Records for the task |

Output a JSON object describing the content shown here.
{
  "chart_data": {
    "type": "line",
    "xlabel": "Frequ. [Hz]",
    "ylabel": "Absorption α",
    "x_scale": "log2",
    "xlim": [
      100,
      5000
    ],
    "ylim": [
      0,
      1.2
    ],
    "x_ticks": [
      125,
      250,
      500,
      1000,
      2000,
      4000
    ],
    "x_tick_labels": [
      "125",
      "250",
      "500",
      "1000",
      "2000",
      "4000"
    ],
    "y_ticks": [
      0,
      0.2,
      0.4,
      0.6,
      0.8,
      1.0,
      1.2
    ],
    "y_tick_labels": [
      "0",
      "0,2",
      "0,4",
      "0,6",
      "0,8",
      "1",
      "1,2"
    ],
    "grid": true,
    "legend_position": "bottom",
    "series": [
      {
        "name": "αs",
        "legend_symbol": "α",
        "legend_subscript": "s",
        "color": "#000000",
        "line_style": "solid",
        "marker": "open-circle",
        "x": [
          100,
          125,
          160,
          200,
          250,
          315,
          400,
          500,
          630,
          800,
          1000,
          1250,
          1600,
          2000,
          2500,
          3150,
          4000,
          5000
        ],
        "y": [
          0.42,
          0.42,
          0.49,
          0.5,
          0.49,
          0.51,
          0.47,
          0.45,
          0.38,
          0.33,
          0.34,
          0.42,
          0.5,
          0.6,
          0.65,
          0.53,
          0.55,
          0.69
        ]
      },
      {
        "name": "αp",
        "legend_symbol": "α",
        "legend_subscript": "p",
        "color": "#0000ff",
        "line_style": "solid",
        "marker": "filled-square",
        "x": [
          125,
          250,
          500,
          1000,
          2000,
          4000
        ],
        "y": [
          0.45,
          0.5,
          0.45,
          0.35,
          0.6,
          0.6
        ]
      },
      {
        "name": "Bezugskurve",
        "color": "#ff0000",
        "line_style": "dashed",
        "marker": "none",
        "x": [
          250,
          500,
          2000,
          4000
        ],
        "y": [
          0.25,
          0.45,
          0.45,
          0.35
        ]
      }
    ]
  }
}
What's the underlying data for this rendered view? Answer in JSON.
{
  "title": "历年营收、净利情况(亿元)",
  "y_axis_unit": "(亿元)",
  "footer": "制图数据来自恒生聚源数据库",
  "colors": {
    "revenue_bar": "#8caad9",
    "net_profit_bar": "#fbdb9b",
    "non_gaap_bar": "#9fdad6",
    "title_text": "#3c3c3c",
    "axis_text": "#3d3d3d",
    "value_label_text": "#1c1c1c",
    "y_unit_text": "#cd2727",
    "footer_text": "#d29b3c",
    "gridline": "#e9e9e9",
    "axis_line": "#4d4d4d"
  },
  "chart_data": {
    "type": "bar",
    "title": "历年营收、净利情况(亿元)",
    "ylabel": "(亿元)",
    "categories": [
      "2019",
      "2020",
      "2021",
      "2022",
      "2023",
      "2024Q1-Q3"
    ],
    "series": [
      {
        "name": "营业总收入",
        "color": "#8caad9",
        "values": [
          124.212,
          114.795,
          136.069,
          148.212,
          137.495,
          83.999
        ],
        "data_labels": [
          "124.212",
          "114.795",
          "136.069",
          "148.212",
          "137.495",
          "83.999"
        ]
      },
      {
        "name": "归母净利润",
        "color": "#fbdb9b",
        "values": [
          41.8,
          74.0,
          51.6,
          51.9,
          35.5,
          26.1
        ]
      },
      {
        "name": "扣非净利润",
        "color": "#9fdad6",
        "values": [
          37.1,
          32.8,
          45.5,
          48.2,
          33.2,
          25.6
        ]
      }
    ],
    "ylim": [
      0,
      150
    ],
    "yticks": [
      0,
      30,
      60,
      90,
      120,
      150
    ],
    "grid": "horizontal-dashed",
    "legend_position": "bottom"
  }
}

Task to carry out | Ascertain the number of lines in the entries that include the word "JSON", and report only that number.

The output | 2